Sometimes people say silly things — including me. We’re only human, after all. In 2009, when I first announced my plans to move to France and teach English, leaving my stable life in NYC behind, people would often respond the same way. I’d hear some variation of, “OMG! You’re so lucky!” seemingly wanting to escape their routine for something new too. I usually responded with a, “Yeahhh, thanks? I’m looking forward to it!” not really knowing what to say. I did know one thing, though — pure luck had nothing to do with me ending up in France.
Are we “lucky” to live abroad?
Let’s start with the concept of luck. Merriam Webster tells us that luck is most commonly thought of as “the things that happen to a person because of chance: the accidental way things happen without being planned.”
When I think of luck, I think of winning the lottery or getting a free coffee because I was the 100th customer of the morning.
These things happen by complete chance and your efforts have very little impact on the outcome.
So what about when people tell me I’m lucky to be living abroad?
Well, it makes me feel weird. There was nothing “lucky” about me making the deliberate choice to pursue a life in France back in 2009 and then taking the necessary steps to make it happen. And then doing it again more permanently in 2011.
But before I continue, let me get this out of the way. I am lucky but not because I live in France. I’m lucky I was born healthy to two parents who wanted me and had the means to take care of me. I’m lucky I was born in a country that affords its citizens freedoms that many people around the world don’t have. I’m lucky to have first world privilege. I’m lucky to have a loving family and group of friends. I’m lucky the timing of my move worked out. I’m lucky to have found Tom and the list goes on…
But am I lucky to be living in France? No. It’s not the right word.
I chose to move to Paris (originally had nothing to do with Tom, I moved the first time for a 7-month teaching contract and you can read more about the backstory here) because it’s what I wanted and I made it happen. I am extremely fortunate that I’m the type of person to set my mind to something and then do it.
I’m also fortunate to have had a job that allowed me to save and the know-how that allowed me to just go for it. As well as a good education and the support of friends and family.
Fortunate seems like a better word.
A former English teaching assistant in France, Courtney, had similar sentiments and wrote this in an old, now-defunct blog post:
“Luck implies that circumstances outside of my control made it possible, and I know that I am in control of my own destiny. I refuse to make excuses or blame the forces of the universe for my circumstances.”
Courtney goes on:
“Making a huge life change takes a little gusto—a passion for living the life that you want and a willingness to sacrifice creature comforts to make it happen. Most importantly, it means making your dreams a priority above all else.”
Amen, sistah. Fortunate is a better way to describe it.
What I’ve come to learn is that, “You’re so lucky,” actually means, “I’m so impressed that you were able to make such a huge life change.”
The people who say this usually want more out of life too. Maybe a change for themselves or their family, and maybe they aren’t sure how to get there or what that change is for them.

Layout element annotations:
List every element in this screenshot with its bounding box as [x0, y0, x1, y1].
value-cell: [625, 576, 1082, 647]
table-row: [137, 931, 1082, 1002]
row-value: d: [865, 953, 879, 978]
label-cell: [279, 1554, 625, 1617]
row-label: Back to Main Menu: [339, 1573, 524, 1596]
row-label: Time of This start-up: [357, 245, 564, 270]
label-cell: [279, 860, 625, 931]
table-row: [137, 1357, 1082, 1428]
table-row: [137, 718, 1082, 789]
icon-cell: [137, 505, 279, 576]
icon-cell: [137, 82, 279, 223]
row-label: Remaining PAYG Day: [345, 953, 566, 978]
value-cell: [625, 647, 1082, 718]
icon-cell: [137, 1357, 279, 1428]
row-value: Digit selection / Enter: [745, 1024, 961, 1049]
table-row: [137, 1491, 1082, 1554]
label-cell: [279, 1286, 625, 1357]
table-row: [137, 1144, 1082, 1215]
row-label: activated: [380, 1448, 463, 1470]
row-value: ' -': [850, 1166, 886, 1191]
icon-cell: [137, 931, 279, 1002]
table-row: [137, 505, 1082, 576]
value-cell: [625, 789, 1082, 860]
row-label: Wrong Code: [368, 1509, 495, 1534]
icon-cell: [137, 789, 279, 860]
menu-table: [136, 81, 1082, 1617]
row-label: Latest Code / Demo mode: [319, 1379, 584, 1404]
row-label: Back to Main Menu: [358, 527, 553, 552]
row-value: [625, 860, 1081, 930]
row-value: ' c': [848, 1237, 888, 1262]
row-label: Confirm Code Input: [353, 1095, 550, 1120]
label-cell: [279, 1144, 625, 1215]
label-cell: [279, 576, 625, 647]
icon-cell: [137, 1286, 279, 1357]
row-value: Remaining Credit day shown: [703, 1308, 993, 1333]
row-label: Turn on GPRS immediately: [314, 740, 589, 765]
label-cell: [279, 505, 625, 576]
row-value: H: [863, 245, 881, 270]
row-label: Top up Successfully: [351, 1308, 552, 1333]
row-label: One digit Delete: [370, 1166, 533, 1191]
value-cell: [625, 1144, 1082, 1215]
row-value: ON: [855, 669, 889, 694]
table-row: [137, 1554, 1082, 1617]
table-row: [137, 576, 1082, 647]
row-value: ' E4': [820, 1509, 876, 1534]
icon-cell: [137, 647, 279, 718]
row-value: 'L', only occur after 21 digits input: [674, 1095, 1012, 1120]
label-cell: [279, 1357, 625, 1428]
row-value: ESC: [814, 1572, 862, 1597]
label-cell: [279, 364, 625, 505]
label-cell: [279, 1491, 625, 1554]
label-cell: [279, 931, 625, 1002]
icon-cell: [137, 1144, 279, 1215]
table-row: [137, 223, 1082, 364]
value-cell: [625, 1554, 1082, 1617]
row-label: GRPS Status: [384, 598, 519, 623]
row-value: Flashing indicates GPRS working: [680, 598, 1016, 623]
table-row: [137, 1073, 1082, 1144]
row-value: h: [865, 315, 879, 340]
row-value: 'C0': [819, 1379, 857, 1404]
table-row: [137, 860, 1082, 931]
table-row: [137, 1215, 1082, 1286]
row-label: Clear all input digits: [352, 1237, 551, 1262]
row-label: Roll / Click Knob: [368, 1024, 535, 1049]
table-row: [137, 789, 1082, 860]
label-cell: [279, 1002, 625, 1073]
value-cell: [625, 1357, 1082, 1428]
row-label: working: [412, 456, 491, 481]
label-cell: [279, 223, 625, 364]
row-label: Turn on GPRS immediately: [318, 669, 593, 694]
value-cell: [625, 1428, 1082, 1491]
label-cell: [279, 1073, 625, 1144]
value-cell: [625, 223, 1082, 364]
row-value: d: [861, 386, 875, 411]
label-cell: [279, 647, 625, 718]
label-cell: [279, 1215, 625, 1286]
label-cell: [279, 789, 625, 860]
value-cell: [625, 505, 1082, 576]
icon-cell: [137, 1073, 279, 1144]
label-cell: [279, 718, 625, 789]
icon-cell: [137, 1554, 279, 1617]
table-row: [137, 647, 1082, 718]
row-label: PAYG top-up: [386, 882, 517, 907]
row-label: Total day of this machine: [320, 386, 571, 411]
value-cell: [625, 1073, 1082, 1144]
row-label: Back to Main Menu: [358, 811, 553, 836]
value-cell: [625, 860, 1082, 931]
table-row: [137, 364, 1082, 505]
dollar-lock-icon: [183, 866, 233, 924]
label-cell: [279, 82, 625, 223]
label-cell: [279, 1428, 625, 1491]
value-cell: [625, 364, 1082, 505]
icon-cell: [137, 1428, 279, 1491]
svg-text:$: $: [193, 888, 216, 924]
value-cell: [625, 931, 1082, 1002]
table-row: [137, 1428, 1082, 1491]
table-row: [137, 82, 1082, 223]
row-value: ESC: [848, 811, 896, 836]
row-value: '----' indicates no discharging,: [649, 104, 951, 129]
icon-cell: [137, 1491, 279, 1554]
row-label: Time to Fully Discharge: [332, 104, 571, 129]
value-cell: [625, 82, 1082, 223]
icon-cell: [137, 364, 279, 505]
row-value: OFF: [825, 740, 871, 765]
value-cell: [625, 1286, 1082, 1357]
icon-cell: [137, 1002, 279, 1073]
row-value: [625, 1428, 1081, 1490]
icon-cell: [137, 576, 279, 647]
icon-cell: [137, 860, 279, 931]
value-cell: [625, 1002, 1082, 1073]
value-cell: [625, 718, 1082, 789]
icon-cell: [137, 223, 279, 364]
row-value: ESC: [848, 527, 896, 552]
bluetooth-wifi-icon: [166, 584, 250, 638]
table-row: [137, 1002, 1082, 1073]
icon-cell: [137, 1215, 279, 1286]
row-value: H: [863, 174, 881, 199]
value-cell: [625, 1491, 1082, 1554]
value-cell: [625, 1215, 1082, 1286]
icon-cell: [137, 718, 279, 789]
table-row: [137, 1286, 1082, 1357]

SHORT TASK 1:
In the essay on living abroad, in what year did the writer move to France again, this time more permanently?
SHORT TASK 2:
Resume the essay on living abroad after its final sentence and carry it forward.

TASK RESPONSE 1:
2011

TASK RESPONSE 2:
For me, that change was moving across the Atlantic, but not all big changes require an actual change of your physical location. Those who tell me I’m lucky place a high value on living abroad. They think of it as something admirable. But it’s not right for everyone. Moving abroad would be the last thing on many people’s priority lists and not something desirable at all and that’s OK.
But we all probably want something out of life that we don’t currently have.
What’s holding you back? What do you want out of your life right now? Think on that for a minute….
If you want something bad enough, you will do what it takes to get there.
No one is going to hold your hand and force you to chase your dreams. That comes from within. Part of being an adult is giving yourself the permission you desire. Say OK to yourself and go for it.
So back to being lucky. I’m not lucky because I moved to France. I just made the decision to quit my job and move abroad.
But before doing that, let me stress that making such a huge life change takes a lot of work. Work that I happily did day in and day out. It takes planning, savings, patience and focus, for starters.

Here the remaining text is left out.